_What you have to do_:
Print out the entries below with no edits.
──────────────────────────────
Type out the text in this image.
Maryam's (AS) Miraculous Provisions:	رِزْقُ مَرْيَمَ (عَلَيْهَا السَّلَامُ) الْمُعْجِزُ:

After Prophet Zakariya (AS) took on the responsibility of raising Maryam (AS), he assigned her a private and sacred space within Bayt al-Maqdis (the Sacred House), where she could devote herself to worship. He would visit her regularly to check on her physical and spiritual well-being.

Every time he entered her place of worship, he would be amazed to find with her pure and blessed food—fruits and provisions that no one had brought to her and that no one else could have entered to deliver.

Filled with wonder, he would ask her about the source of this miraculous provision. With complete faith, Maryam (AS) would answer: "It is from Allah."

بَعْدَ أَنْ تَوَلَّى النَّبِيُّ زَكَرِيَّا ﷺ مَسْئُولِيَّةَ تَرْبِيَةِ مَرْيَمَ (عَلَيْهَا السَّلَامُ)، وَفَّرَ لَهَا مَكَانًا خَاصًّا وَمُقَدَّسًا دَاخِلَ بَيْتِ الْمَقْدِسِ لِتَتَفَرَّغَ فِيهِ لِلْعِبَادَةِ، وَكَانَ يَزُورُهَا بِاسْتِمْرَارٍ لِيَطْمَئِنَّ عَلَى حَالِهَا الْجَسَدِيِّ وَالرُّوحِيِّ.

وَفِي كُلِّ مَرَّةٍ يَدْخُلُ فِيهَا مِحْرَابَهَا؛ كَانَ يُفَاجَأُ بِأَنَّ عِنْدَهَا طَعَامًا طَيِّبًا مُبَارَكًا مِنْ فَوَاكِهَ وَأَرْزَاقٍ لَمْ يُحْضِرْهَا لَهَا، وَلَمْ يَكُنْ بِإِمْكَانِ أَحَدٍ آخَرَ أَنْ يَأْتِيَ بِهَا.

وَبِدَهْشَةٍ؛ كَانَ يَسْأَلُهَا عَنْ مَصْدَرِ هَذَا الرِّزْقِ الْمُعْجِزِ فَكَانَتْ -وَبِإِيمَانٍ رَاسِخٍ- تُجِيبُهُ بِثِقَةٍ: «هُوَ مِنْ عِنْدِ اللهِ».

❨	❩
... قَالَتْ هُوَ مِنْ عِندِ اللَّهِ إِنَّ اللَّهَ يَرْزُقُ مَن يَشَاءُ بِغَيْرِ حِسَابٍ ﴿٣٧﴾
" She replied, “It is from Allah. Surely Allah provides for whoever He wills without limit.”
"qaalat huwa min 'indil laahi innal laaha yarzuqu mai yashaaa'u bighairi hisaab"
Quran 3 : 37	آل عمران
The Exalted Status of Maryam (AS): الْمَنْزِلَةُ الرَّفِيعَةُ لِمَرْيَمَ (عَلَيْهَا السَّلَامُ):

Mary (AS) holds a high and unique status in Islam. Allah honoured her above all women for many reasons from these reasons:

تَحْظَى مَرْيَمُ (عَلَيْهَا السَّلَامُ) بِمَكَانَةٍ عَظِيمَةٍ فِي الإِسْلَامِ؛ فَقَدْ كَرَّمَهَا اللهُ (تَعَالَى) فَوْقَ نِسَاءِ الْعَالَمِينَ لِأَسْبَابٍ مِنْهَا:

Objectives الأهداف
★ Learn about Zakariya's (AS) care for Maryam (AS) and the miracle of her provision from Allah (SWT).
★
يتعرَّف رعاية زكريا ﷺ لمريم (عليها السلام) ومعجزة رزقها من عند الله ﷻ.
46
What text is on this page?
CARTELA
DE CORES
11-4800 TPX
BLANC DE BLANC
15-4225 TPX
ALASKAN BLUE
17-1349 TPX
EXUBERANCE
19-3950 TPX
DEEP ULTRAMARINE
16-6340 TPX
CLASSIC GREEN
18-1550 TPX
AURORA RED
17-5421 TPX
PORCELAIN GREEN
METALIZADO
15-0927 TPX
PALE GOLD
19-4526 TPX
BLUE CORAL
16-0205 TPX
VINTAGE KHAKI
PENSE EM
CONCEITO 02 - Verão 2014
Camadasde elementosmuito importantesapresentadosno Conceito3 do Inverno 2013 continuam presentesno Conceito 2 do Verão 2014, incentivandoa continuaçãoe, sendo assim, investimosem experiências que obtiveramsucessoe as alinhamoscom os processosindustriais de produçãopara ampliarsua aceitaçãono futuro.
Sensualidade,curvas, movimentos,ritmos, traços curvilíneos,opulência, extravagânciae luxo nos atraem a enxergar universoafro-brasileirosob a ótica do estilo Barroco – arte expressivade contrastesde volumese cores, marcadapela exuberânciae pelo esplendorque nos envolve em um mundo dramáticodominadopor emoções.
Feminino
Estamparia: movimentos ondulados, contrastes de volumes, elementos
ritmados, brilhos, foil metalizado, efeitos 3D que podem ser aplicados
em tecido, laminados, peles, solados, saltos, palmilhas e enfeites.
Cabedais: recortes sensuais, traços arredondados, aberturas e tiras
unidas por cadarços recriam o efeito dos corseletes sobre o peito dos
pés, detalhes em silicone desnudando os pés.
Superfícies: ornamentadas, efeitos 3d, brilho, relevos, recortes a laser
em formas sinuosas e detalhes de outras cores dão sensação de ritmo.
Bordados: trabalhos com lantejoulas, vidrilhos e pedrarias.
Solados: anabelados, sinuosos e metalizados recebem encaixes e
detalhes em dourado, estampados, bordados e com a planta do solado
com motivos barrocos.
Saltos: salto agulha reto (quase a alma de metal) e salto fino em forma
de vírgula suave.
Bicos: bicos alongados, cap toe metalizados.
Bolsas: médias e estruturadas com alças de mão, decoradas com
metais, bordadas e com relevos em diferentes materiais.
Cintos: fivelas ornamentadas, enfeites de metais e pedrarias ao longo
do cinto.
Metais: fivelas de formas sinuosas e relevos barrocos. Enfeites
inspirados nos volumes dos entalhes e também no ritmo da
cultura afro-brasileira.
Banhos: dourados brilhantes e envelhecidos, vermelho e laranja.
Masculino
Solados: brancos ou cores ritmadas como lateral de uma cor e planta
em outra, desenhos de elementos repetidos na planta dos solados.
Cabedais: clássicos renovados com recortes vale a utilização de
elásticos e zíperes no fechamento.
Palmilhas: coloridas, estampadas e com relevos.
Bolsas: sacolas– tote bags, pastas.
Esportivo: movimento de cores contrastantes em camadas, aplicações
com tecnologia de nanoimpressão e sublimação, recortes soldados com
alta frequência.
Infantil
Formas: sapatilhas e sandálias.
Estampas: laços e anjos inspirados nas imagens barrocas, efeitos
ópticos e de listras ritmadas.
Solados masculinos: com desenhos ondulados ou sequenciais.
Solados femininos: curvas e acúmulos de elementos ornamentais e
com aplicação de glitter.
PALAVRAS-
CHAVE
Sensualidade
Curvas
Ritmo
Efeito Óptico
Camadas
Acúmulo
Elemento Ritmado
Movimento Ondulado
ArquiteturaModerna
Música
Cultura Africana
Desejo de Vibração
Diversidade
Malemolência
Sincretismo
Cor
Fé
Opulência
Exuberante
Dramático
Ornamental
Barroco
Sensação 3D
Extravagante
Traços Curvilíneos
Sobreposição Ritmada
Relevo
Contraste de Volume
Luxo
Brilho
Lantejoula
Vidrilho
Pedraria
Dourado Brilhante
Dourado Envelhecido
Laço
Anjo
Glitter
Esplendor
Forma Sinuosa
──────────────────────────────
_Result of this task_:
Type out the text in this image.
Maryam's (AS) Miraculous Provisions:	رِزْقُ مَرْيَمَ (عَلَيْهَا السَّلَامُ) الْمُعْجِزُ:

After Prophet Zakariya (AS) took on the responsibility of raising Maryam (AS), he assigned her a private and sacred space within Bayt al-Maqdis (the Sacred House), where she could devote herself to worship. He would visit her regularly to check on her physical and spiritual well-being.

Every time he entered her place of worship, he would be amazed to find with her pure and blessed food—fruits and provisions that no one had brought to her and that no one else could have entered to deliver.

Filled with wonder, he would ask her about the source of this miraculous provision. With complete faith, Maryam (AS) would answer: "It is from Allah."

بَعْدَ أَنْ تَوَلَّى النَّبِيُّ زَكَرِيَّا ﷺ مَسْئُولِيَّةَ تَرْبِيَةِ مَرْيَمَ (عَلَيْهَا السَّلَامُ)، وَفَّرَ لَهَا مَكَانًا خَاصًّا وَمُقَدَّسًا دَاخِلَ بَيْتِ الْمَقْدِسِ لِتَتَفَرَّغَ فِيهِ لِلْعِبَادَةِ، وَكَانَ يَزُورُهَا بِاسْتِمْرَارٍ لِيَطْمَئِنَّ عَلَى حَالِهَا الْجَسَدِيِّ وَالرُّوحِيِّ.

وَفِي كُلِّ مَرَّةٍ يَدْخُلُ فِيهَا مِحْرَابَهَا؛ كَانَ يُفَاجَأُ بِأَنَّ عِنْدَهَا طَعَامًا طَيِّبًا مُبَارَكًا مِنْ فَوَاكِهَ وَأَرْزَاقٍ لَمْ يُحْضِرْهَا لَهَا، وَلَمْ يَكُنْ بِإِمْكَانِ أَحَدٍ آخَرَ أَنْ يَأْتِيَ بِهَا.

وَبِدَهْشَةٍ؛ كَانَ يَسْأَلُهَا عَنْ مَصْدَرِ هَذَا الرِّزْقِ الْمُعْجِزِ فَكَانَتْ -وَبِإِيمَانٍ رَاسِخٍ- تُجِيبُهُ بِثِقَةٍ: «هُوَ مِنْ عِنْدِ اللهِ».

❨	❩
... قَالَتْ هُوَ مِنْ عِندِ اللَّهِ إِنَّ اللَّهَ يَرْزُقُ مَن يَشَاءُ بِغَيْرِ حِسَابٍ ﴿٣٧﴾
" She replied, “It is from Allah. Surely Allah provides for whoever He wills without limit.”
"qaalat huwa min 'indil laahi innal laaha yarzuqu mai yashaaa'u bighairi hisaab"
Quran 3 : 37	آل عمران
The Exalted Status of Maryam (AS): الْمَنْزِلَةُ الرَّفِيعَةُ لِمَرْيَمَ (عَلَيْهَا السَّلَامُ):

Mary (AS) holds a high and unique status in Islam. Allah honoured her above all women for many reasons from these reasons:

تَحْظَى مَرْيَمُ (عَلَيْهَا السَّلَامُ) بِمَكَانَةٍ عَظِيمَةٍ فِي الإِسْلَامِ؛ فَقَدْ كَرَّمَهَا اللهُ (تَعَالَى) فَوْقَ نِسَاءِ الْعَالَمِينَ لِأَسْبَابٍ مِنْهَا:

Objectives الأهداف
★ Learn about Zakariya's (AS) care for Maryam (AS) and the miracle of her provision from Allah (SWT).
★
يتعرَّف رعاية زكريا ﷺ لمريم (عليها السلام) ومعجزة رزقها من عند الله ﷻ.
46
What text is on this page?
CARTELA
DE CORES
11-4800 TPX
BLANC DE BLANC
15-4225 TPX
ALASKAN BLUE
17-1349 TPX
EXUBERANCE
19-3950 TPX
DEEP ULTRAMARINE
16-6340 TPX
CLASSIC GREEN
18-1550 TPX
AURORA RED
17-5421 TPX
PORCELAIN GREEN
METALIZADO
15-0927 TPX
PALE GOLD
19-4526 TPX
BLUE CORAL
16-0205 TPX
VINTAGE KHAKI
PENSE EM
CONCEITO 02 - Verão 2014
Camadasde elementosmuito importantesapresentadosno Conceito3 do Inverno 2013 continuam presentesno Conceito 2 do Verão 2014, incentivandoa continuaçãoe, sendo assim, investimosem experiências que obtiveramsucessoe as alinhamoscom os processosindustriais de produçãopara ampliarsua aceitaçãono futuro.
Sensualidade,curvas, movimentos,ritmos, traços curvilíneos,opulência, extravagânciae luxo nos atraem a enxergar universoafro-brasileirosob a ótica do estilo Barroco – arte expressivade contrastesde volumese cores, marcadapela exuberânciae pelo esplendorque nos envolve em um mundo dramáticodominadopor emoções.
Feminino
Estamparia: movimentos ondulados, contrastes de volumes, elementos
ritmados, brilhos, foil metalizado, efeitos 3D que podem ser aplicados
em tecido, laminados, peles, solados, saltos, palmilhas e enfeites.
Cabedais: recortes sensuais, traços arredondados, aberturas e tiras
unidas por cadarços recriam o efeito dos corseletes sobre o peito dos
pés, detalhes em silicone desnudando os pés.
Superfícies: ornamentadas, efeitos 3d, brilho, relevos, recortes a laser
em formas sinuosas e detalhes de outras cores dão sensação de ritmo.
Bordados: trabalhos com lantejoulas, vidrilhos e pedrarias.
Solados: anabelados, sinuosos e metalizados recebem encaixes e
detalhes em dourado, estampados, bordados e com a planta do solado
com motivos barrocos.
Saltos: salto agulha reto (quase a alma de metal) e salto fino em forma
de vírgula suave.
Bicos: bicos alongados, cap toe metalizados.
Bolsas: médias e estruturadas com alças de mão, decoradas com
metais, bordadas e com relevos em diferentes materiais.
Cintos: fivelas ornamentadas, enfeites de metais e pedrarias ao longo
do cinto.
Metais: fivelas de formas sinuosas e relevos barrocos. Enfeites
inspirados nos volumes dos entalhes e também no ritmo da
cultura afro-brasileira.
Banhos: dourados brilhantes e envelhecidos, vermelho e laranja.
Masculino
Solados: brancos ou cores ritmadas como lateral de uma cor e planta
em outra, desenhos de elementos repetidos na planta dos solados.
Cabedais: clássicos renovados com recortes vale a utilização de
elásticos e zíperes no fechamento.
Palmilhas: coloridas, estampadas e com relevos.
Bolsas: sacolas– tote bags, pastas.
Esportivo: movimento de cores contrastantes em camadas, aplicações
com tecnologia de nanoimpressão e sublimação, recortes soldados com
alta frequência.
Infantil
Formas: sapatilhas e sandálias.
Estampas: laços e anjos inspirados nas imagens barrocas, efeitos
ópticos e de listras ritmadas.
Solados masculinos: com desenhos ondulados ou sequenciais.
Solados femininos: curvas e acúmulos de elementos ornamentais e
com aplicação de glitter.
PALAVRAS-
CHAVE
Sensualidade
Curvas
Ritmo
Efeito Óptico
Camadas
Acúmulo
Elemento Ritmado
Movimento Ondulado
ArquiteturaModerna
Música
Cultura Africana
Desejo de Vibração
Diversidade
Malemolência
Sincretismo
Cor
Fé
Opulência
Exuberante
Dramático
Ornamental
Barroco
Sensação 3D
Extravagante
Traços Curvilíneos
Sobreposição Ritmada
Relevo
Contraste de Volume
Luxo
Brilho
Lantejoula
Vidrilho
Pedraria
Dourado Brilhante
Dourado Envelhecido
Laço
Anjo
Glitter
Esplendor
Forma Sinuosa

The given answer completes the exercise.